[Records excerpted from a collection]
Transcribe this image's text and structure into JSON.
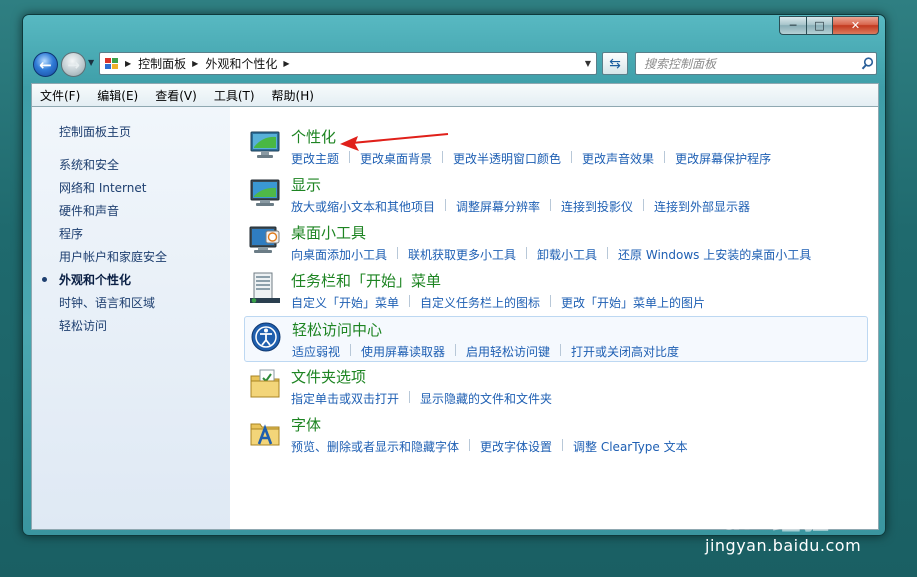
{
  "window": {
    "caption_min": "─",
    "caption_max": "□",
    "caption_close": "✕"
  },
  "address_bar": {
    "crumbs": [
      "控制面板",
      "外观和个性化"
    ],
    "search_placeholder": "搜索控制面板"
  },
  "menu": [
    "文件(F)",
    "编辑(E)",
    "查看(V)",
    "工具(T)",
    "帮助(H)"
  ],
  "sidebar": {
    "home": "控制面板主页",
    "items": [
      "系统和安全",
      "网络和 Internet",
      "硬件和声音",
      "程序",
      "用户帐户和家庭安全",
      "外观和个性化",
      "时钟、语言和区域",
      "轻松访问"
    ],
    "active_index": 5
  },
  "categories": [
    {
      "title": "个性化",
      "icon": "personalization-icon",
      "links": [
        "更改主题",
        "更改桌面背景",
        "更改半透明窗口颜色",
        "更改声音效果",
        "更改屏幕保护程序"
      ]
    },
    {
      "title": "显示",
      "icon": "display-icon",
      "links": [
        "放大或缩小文本和其他项目",
        "调整屏幕分辨率",
        "连接到投影仪",
        "连接到外部显示器"
      ]
    },
    {
      "title": "桌面小工具",
      "icon": "gadgets-icon",
      "links": [
        "向桌面添加小工具",
        "联机获取更多小工具",
        "卸载小工具",
        "还原 Windows 上安装的桌面小工具"
      ]
    },
    {
      "title": "任务栏和「开始」菜单",
      "icon": "taskbar-icon",
      "links": [
        "自定义「开始」菜单",
        "自定义任务栏上的图标",
        "更改「开始」菜单上的图片"
      ]
    },
    {
      "title": "轻松访问中心",
      "icon": "ease-of-access-icon",
      "links": [
        "适应弱视",
        "使用屏幕读取器",
        "启用轻松访问键",
        "打开或关闭高对比度"
      ]
    },
    {
      "title": "文件夹选项",
      "icon": "folder-options-icon",
      "links": [
        "指定单击或双击打开",
        "显示隐藏的文件和文件夹"
      ]
    },
    {
      "title": "字体",
      "icon": "fonts-icon",
      "links": [
        "预览、删除或者显示和隐藏字体",
        "更改字体设置",
        "调整 ClearType 文本"
      ]
    }
  ],
  "highlighted_category_index": 4,
  "watermark": {
    "brand": "Bai",
    "brand_paw": "❀",
    "brand_tail": "经验",
    "url": "jingyan.baidu.com"
  },
  "colors": {
    "link": "#1e5fb3",
    "category_title": "#1d8422",
    "annotation_arrow": "#e0201a"
  }
}
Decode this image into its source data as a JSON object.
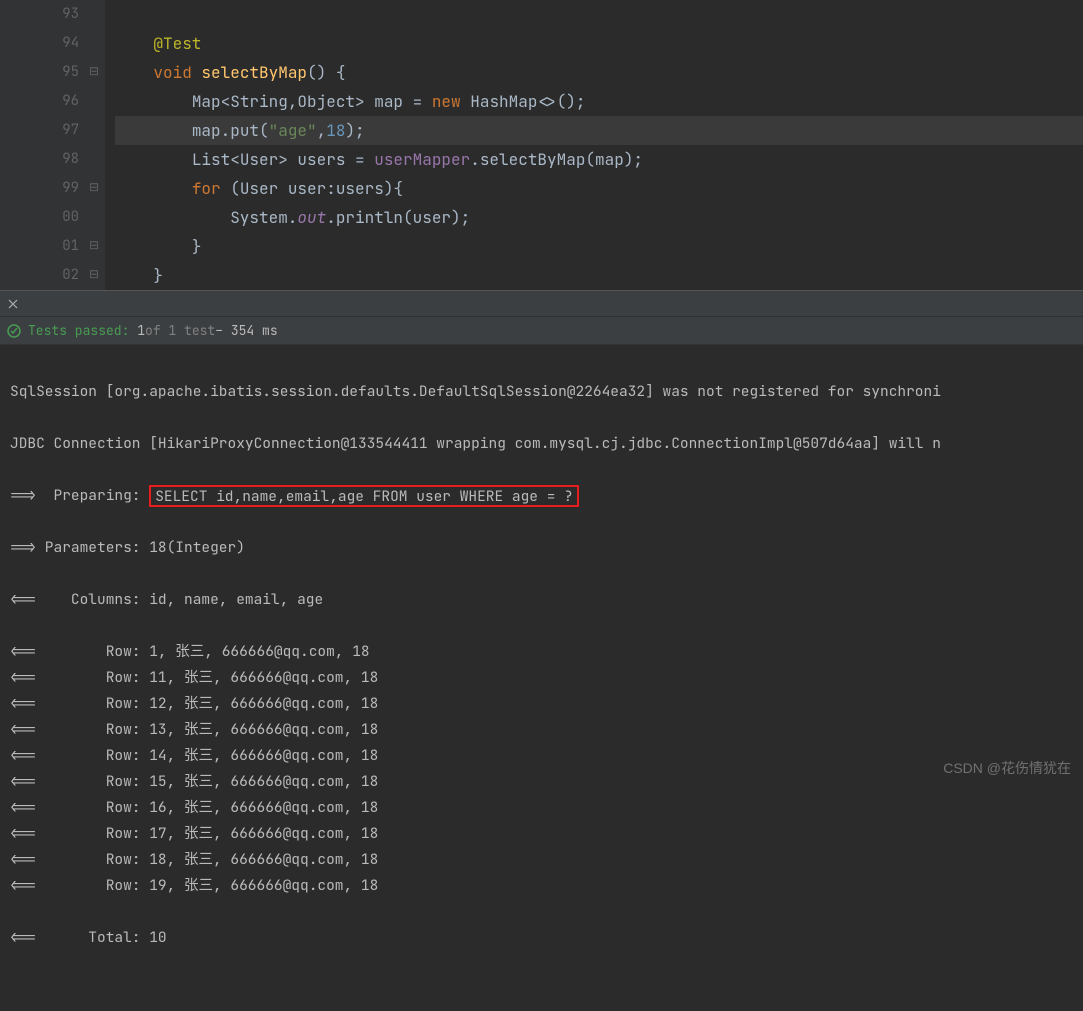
{
  "gutter": {
    "lines": [
      "93",
      "94",
      "95",
      "96",
      "97",
      "98",
      "99",
      "00",
      "01",
      "02"
    ]
  },
  "code": {
    "l94_anno": "@Test",
    "l95_kw": "void",
    "l95_method": "selectByMap",
    "l95_rest": "() {",
    "l96_pre": "Map<String,Object> map = ",
    "l96_kw": "new",
    "l96_post": " HashMap<>();",
    "l97_pre": "map.put(",
    "l97_str": "\"age\"",
    "l97_comma": ",",
    "l97_num": "18",
    "l97_post": ");",
    "l98_pre": "List<User> users = ",
    "l98_field": "userMapper",
    "l98_post": ".selectByMap(map);",
    "l99_for": "for",
    "l99_rest": " (User user:users){",
    "l100_pre": "System.",
    "l100_out": "out",
    "l100_post": ".println(user);",
    "l101": "}",
    "l102": "}"
  },
  "status": {
    "passed": "Tests passed:",
    "count": "1",
    "of": " of 1 test",
    "time": " – 354 ms"
  },
  "console": {
    "l1": "SqlSession [org.apache.ibatis.session.defaults.DefaultSqlSession@2264ea32] was not registered for synchroni",
    "l2": "JDBC Connection [HikariProxyConnection@133544411 wrapping com.mysql.cj.jdbc.ConnectionImpl@507d64aa] will n",
    "l3_pre": "==>  Preparing: ",
    "l3_sql": "SELECT id,name,email,age FROM user WHERE age = ?",
    "l4": "==> Parameters: 18(Integer)",
    "l5": "<==    Columns: id, name, email, age",
    "rows": [
      "<==        Row: 1, 张三, 666666@qq.com, 18",
      "<==        Row: 11, 张三, 666666@qq.com, 18",
      "<==        Row: 12, 张三, 666666@qq.com, 18",
      "<==        Row: 13, 张三, 666666@qq.com, 18",
      "<==        Row: 14, 张三, 666666@qq.com, 18",
      "<==        Row: 15, 张三, 666666@qq.com, 18",
      "<==        Row: 16, 张三, 666666@qq.com, 18",
      "<==        Row: 17, 张三, 666666@qq.com, 18",
      "<==        Row: 18, 张三, 666666@qq.com, 18",
      "<==        Row: 19, 张三, 666666@qq.com, 18"
    ],
    "total": "<==      Total: 10"
  },
  "watermark": "CSDN @花伤情犹在"
}
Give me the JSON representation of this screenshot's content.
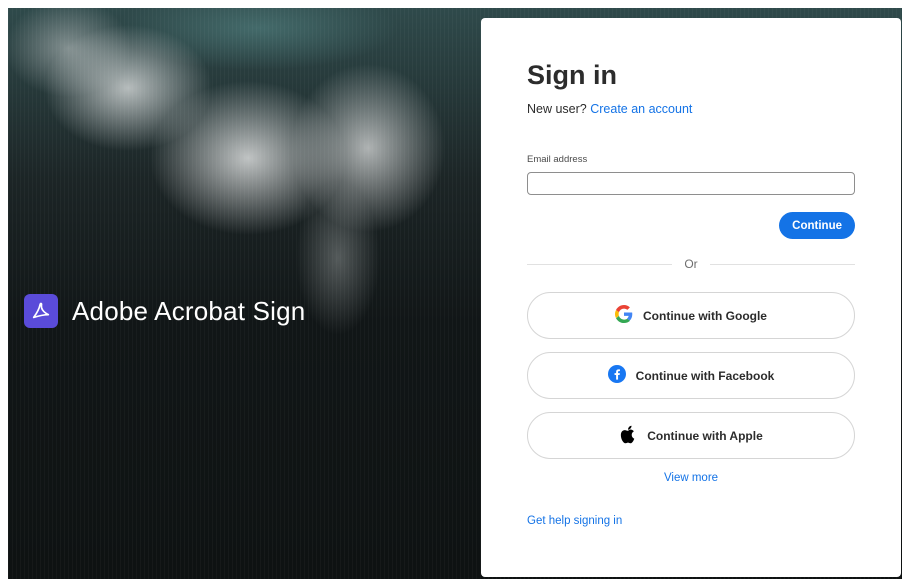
{
  "brand": {
    "name": "Adobe Acrobat Sign",
    "logo_color": "#5a4bd9"
  },
  "signin": {
    "title": "Sign in",
    "new_user_text": "New user?",
    "create_account_link": "Create an account",
    "email_label": "Email address",
    "email_value": "",
    "continue_label": "Continue",
    "divider_text": "Or",
    "google_label": "Continue with Google",
    "facebook_label": "Continue with Facebook",
    "apple_label": "Continue with Apple",
    "view_more_link": "View more",
    "help_link": "Get help signing in"
  },
  "colors": {
    "accent": "#1473e6",
    "text": "#2c2c2c"
  },
  "icons": [
    "acrobat-logo-icon",
    "google-icon",
    "facebook-icon",
    "apple-icon"
  ]
}
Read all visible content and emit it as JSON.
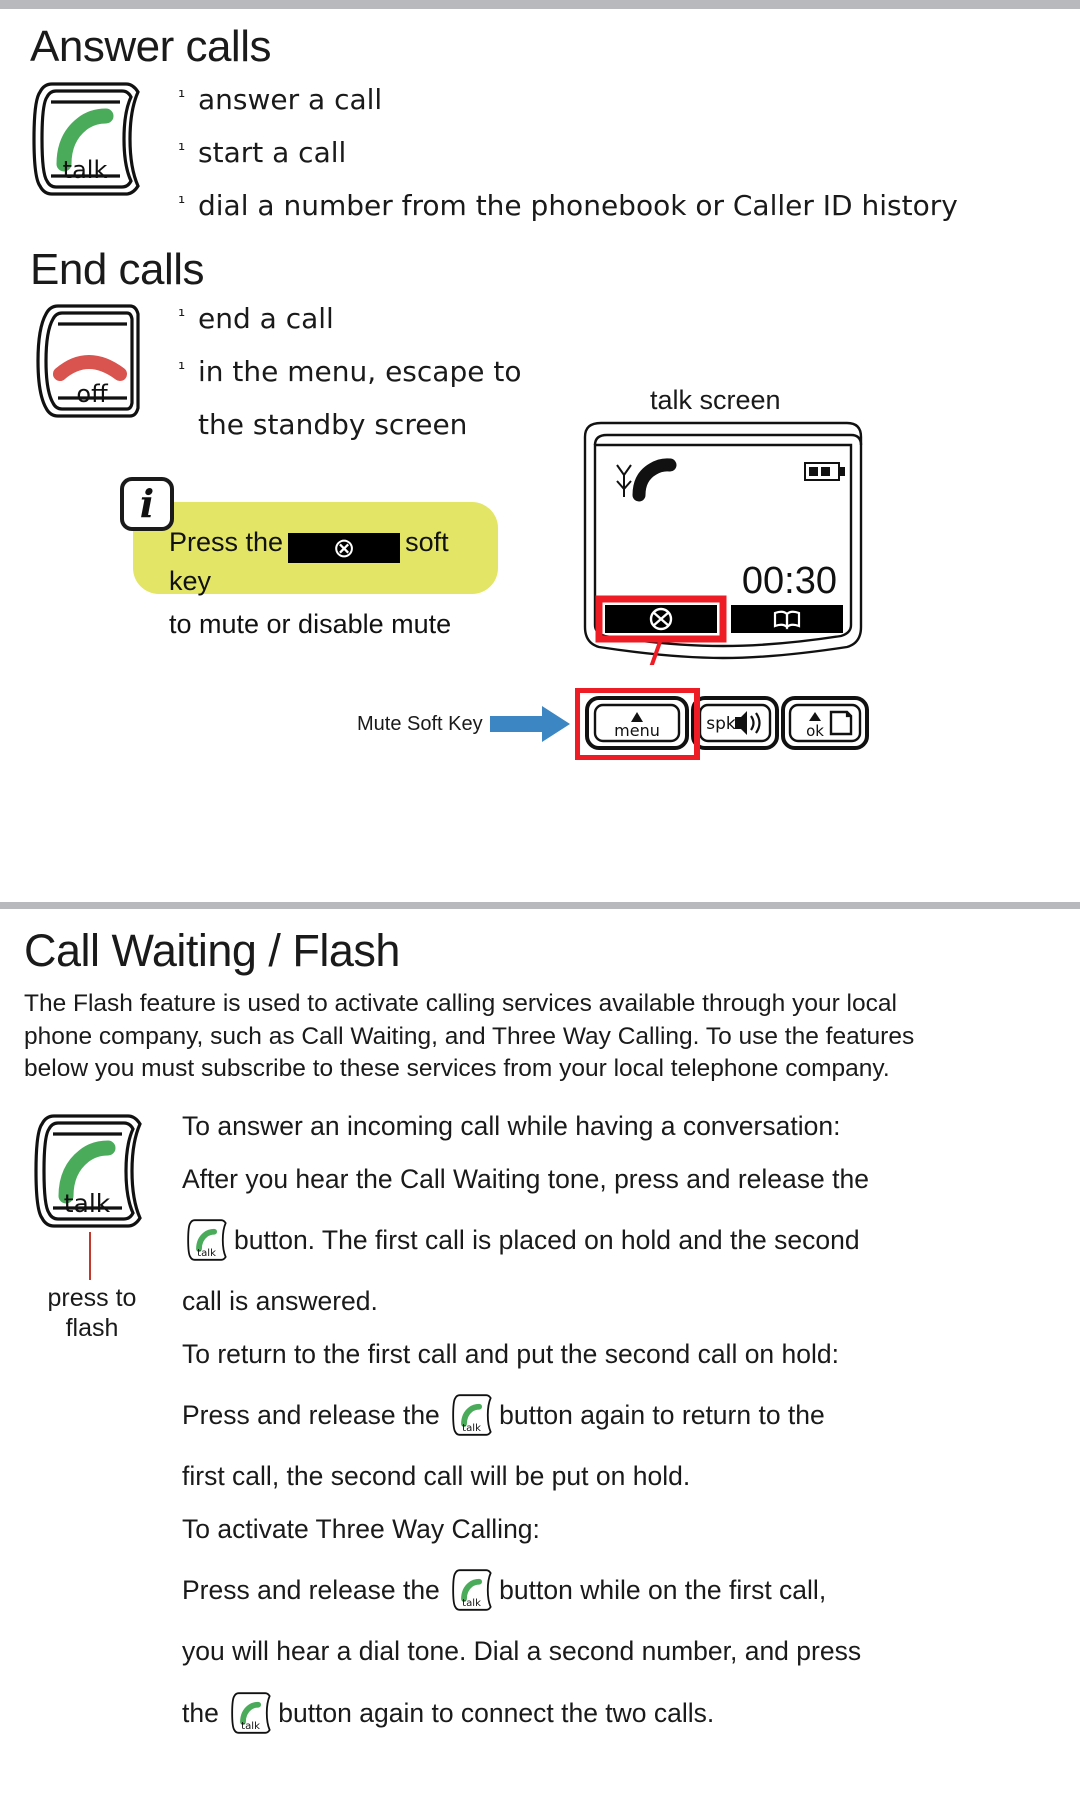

• INSTRUCTIONS TO FOLLOW
The entries above are to be returned exactly, without their pictures.

• ANSWER FOR THE TASK
Transcribe this image's text and structure into JSON.
{
  "window": {
    "caption_min": "─",
    "caption_max": "□",
    "caption_close": "✕"
  },
  "address_bar": {
    "crumbs": [
      "控制面板",
      "外观和个性化"
    ],
    "search_placeholder": "搜索控制面板"
  },
  "menu": [
    "文件(F)",
    "编辑(E)",
    "查看(V)",
    "工具(T)",
    "帮助(H)"
  ],
  "sidebar": {
    "home": "控制面板主页",
    "items": [
      "系统和安全",
      "网络和 Internet",
      "硬件和声音",
      "程序",
      "用户帐户和家庭安全",
      "外观和个性化",
      "时钟、语言和区域",
      "轻松访问"
    ],
    "active_index": 5
  },
  "categories": [
    {
      "title": "个性化",
      "icon": "personalization-icon",
      "links": [
        "更改主题",
        "更改桌面背景",
        "更改半透明窗口颜色",
        "更改声音效果",
        "更改屏幕保护程序"
      ]
    },
    {
      "title": "显示",
      "icon": "display-icon",
      "links": [
        "放大或缩小文本和其他项目",
        "调整屏幕分辨率",
        "连接到投影仪",
        "连接到外部显示器"
      ]
    },
    {
      "title": "桌面小工具",
      "icon": "gadgets-icon",
      "links": [
        "向桌面添加小工具",
        "联机获取更多小工具",
        "卸载小工具",
        "还原 Windows 上安装的桌面小工具"
      ]
    },
    {
      "title": "任务栏和「开始」菜单",
      "icon": "taskbar-icon",
      "links": [
        "自定义「开始」菜单",
        "自定义任务栏上的图标",
        "更改「开始」菜单上的图片"
      ]
    },
    {
      "title": "轻松访问中心",
      "icon": "ease-of-access-icon",
      "links": [
        "适应弱视",
        "使用屏幕读取器",
        "启用轻松访问键",
        "打开或关闭高对比度"
      ]
    },
    {
      "title": "文件夹选项",
      "icon": "folder-options-icon",
      "links": [
        "指定单击或双击打开",
        "显示隐藏的文件和文件夹"
      ]
    },
    {
      "title": "字体",
      "icon": "fonts-icon",
      "links": [
        "预览、删除或者显示和隐藏字体",
        "更改字体设置",
        "调整 ClearType 文本"
      ]
    }
  ],
  "highlighted_category_index": 4,
  "watermark": {
    "brand": "Bai",
    "brand_paw": "❀",
    "brand_tail": "经验",
    "url": "jingyan.baidu.com"
  },
  "colors": {
    "link": "#1e5fb3",
    "category_title": "#1d8422",
    "annotation_arrow": "#e0201a"
  }
}
Decode this image into its source data as a JSON object.
{
  "gutter": {
    "lines": [
      "93",
      "94",
      "95",
      "96",
      "97",
      "98",
      "99",
      "00",
      "01",
      "02"
    ]
  },
  "code": {
    "l94_anno": "@Test",
    "l95_kw": "void",
    "l95_method": "selectByMap",
    "l95_rest": "() {",
    "l96_pre": "Map<String,Object> map = ",
    "l96_kw": "new",
    "l96_post": " HashMap<>();",
    "l97_pre": "map.put(",
    "l97_str": "\"age\"",
    "l97_comma": ",",
    "l97_num": "18",
    "l97_post": ");",
    "l98_pre": "List<User> users = ",
    "l98_field": "userMapper",
    "l98_post": ".selectByMap(map);",
    "l99_for": "for",
    "l99_rest": " (User user:users){",
    "l100_pre": "System.",
    "l100_out": "out",
    "l100_post": ".println(user);",
    "l101": "}",
    "l102": "}"
  },
  "status": {
    "passed": "Tests passed:",
    "count": "1",
    "of": " of 1 test",
    "time": " – 354 ms"
  },
  "console": {
    "l1": "SqlSession [org.apache.ibatis.session.defaults.DefaultSqlSession@2264ea32] was not registered for synchroni",
    "l2": "JDBC Connection [HikariProxyConnection@133544411 wrapping com.mysql.cj.jdbc.ConnectionImpl@507d64aa] will n",
    "l3_pre": "==>  Preparing: ",
    "l3_sql": "SELECT id,name,email,age FROM user WHERE age = ?",
    "l4": "==> Parameters: 18(Integer)",
    "l5": "<==    Columns: id, name, email, age",
    "rows": [
      "<==        Row: 1, 张三, 666666@qq.com, 18",
      "<==        Row: 11, 张三, 666666@qq.com, 18",
      "<==        Row: 12, 张三, 666666@qq.com, 18",
      "<==        Row: 13, 张三, 666666@qq.com, 18",
      "<==        Row: 14, 张三, 666666@qq.com, 18",
      "<==        Row: 15, 张三, 666666@qq.com, 18",
      "<==        Row: 16, 张三, 666666@qq.com, 18",
      "<==        Row: 17, 张三, 666666@qq.com, 18",
      "<==        Row: 18, 张三, 666666@qq.com, 18",
      "<==        Row: 19, 张三, 666666@qq.com, 18"
    ],
    "total": "<==      Total: 10"
  },
  "watermark": "CSDN @花伤情犹在"
}
Give me the JSON representation of this screenshot's content.
{
  "brand": {
    "name": "Adobe Acrobat Sign",
    "logo_color": "#5a4bd9"
  },
  "signin": {
    "title": "Sign in",
    "new_user_text": "New user?",
    "create_account_link": "Create an account",
    "email_label": "Email address",
    "email_value": "",
    "continue_label": "Continue",
    "divider_text": "Or",
    "google_label": "Continue with Google",
    "facebook_label": "Continue with Facebook",
    "apple_label": "Continue with Apple",
    "view_more_link": "View more",
    "help_link": "Get help signing in"
  },
  "colors": {
    "accent": "#1473e6",
    "text": "#2c2c2c"
  },
  "icons": [
    "acrobat-logo-icon",
    "google-icon",
    "facebook-icon",
    "apple-icon"
  ]
}
Read all visible content and emit it as JSON.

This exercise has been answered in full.